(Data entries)
§ §
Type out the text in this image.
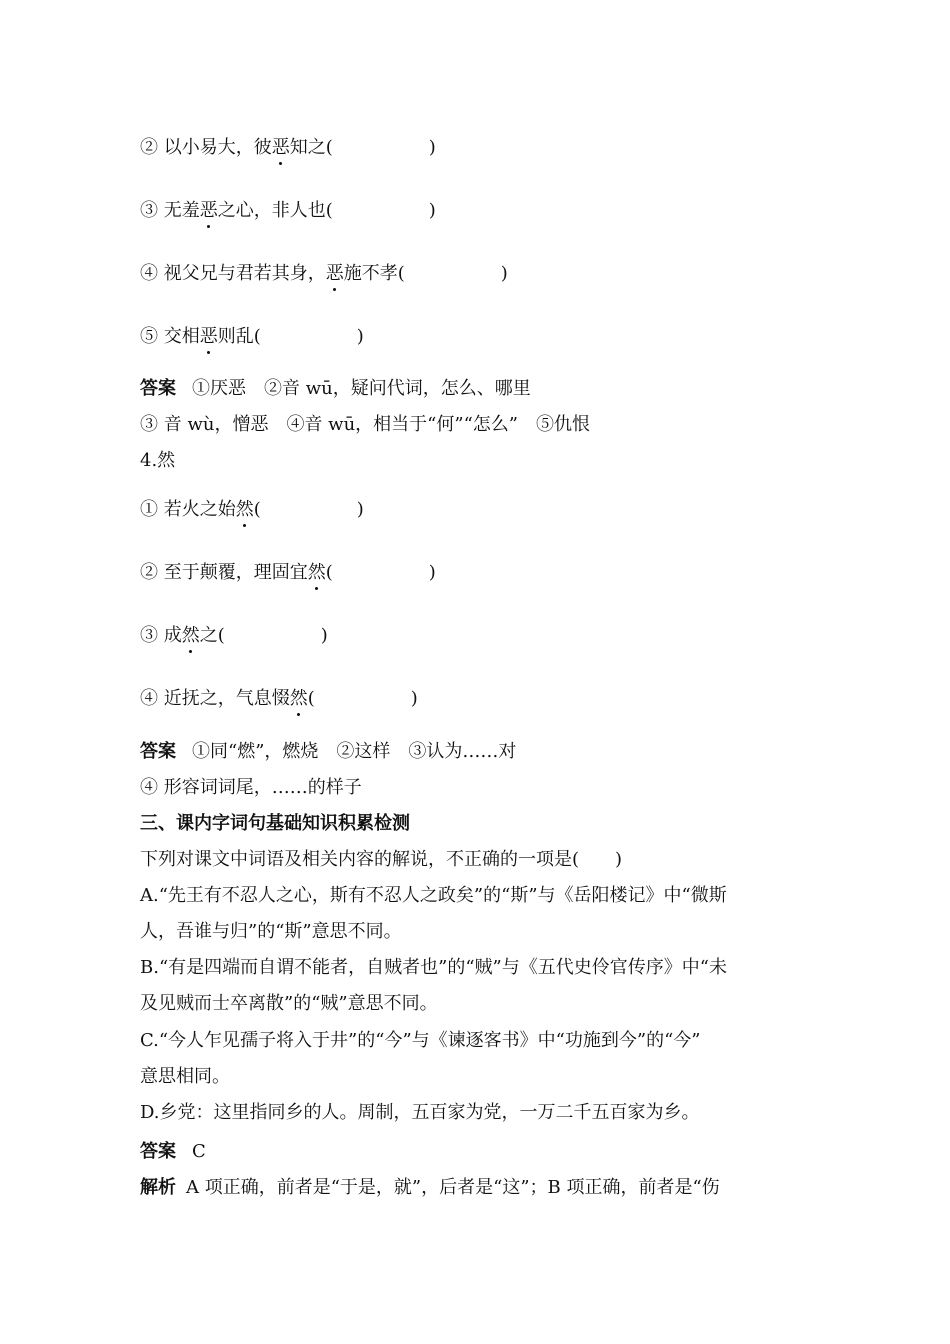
② 以小易大，彼恶知之(	)
③ 无羞恶之心，非人也(	)
④ 视父兄与君若其身，恶施不孝(	)
⑤ 交相恶则乱(	)
答案 ①厌恶　②音 wū，疑问代词，怎么、哪里
③ 音 wù，憎恶　④音 wū，相当于“何”“怎么”　⑤仇恨
4.然
① 若火之始然(	)
② 至于颠覆，理固宜然(	)
③ 成然之(	)
④ 近抚之，气息惙然(	)
答案 ①同“燃”，燃烧　②这样　③认为……对
④ 形容词词尾，……的样子
三、课内字词句基础知识积累检测
下列对课文中词语及相关内容的解说，不正确的一项是(　　)
A.“先王有不忍人之心，斯有不忍人之政矣”的“斯”与《岳阳楼记》中“微斯
人，吾谁与归”的“斯”意思不同。
B.“有是四端而自谓不能者，自贼者也”的“贼”与《五代史伶官传序》中“未
及见贼而士卒离散”的“贼”意思不同。
C.“今人乍见孺子将入于井”的“今”与《谏逐客书》中“功施到今”的“今”
意思相同。
D.乡党：这里指同乡的人。周制，五百家为党，一万二千五百家为乡。
答案 C
解析 A 项正确，前者是“于是，就”，后者是“这”；B 项正确，前者是“伤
§ §
**THE REQUEST:** Leave the pictures out and output the rest of the listing exactly.

**OUTPUT OF THE EXERCISE:**
Type out the text in this image.
② 以小易大，彼恶知之(	)
③ 无羞恶之心，非人也(	)
④ 视父兄与君若其身，恶施不孝(	)
⑤ 交相恶则乱(	)
答案 ①厌恶　②音 wū，疑问代词，怎么、哪里
③ 音 wù，憎恶　④音 wū，相当于“何”“怎么”　⑤仇恨
4.然
① 若火之始然(	)
② 至于颠覆，理固宜然(	)
③ 成然之(	)
④ 近抚之，气息惙然(	)
答案 ①同“燃”，燃烧　②这样　③认为……对
④ 形容词词尾，……的样子
三、课内字词句基础知识积累检测
下列对课文中词语及相关内容的解说，不正确的一项是(　　)
A.“先王有不忍人之心，斯有不忍人之政矣”的“斯”与《岳阳楼记》中“微斯
人，吾谁与归”的“斯”意思不同。
B.“有是四端而自谓不能者，自贼者也”的“贼”与《五代史伶官传序》中“未
及见贼而士卒离散”的“贼”意思不同。
C.“今人乍见孺子将入于井”的“今”与《谏逐客书》中“功施到今”的“今”
意思相同。
D.乡党：这里指同乡的人。周制，五百家为党，一万二千五百家为乡。
答案 C
解析 A 项正确，前者是“于是，就”，后者是“这”；B 项正确，前者是“伤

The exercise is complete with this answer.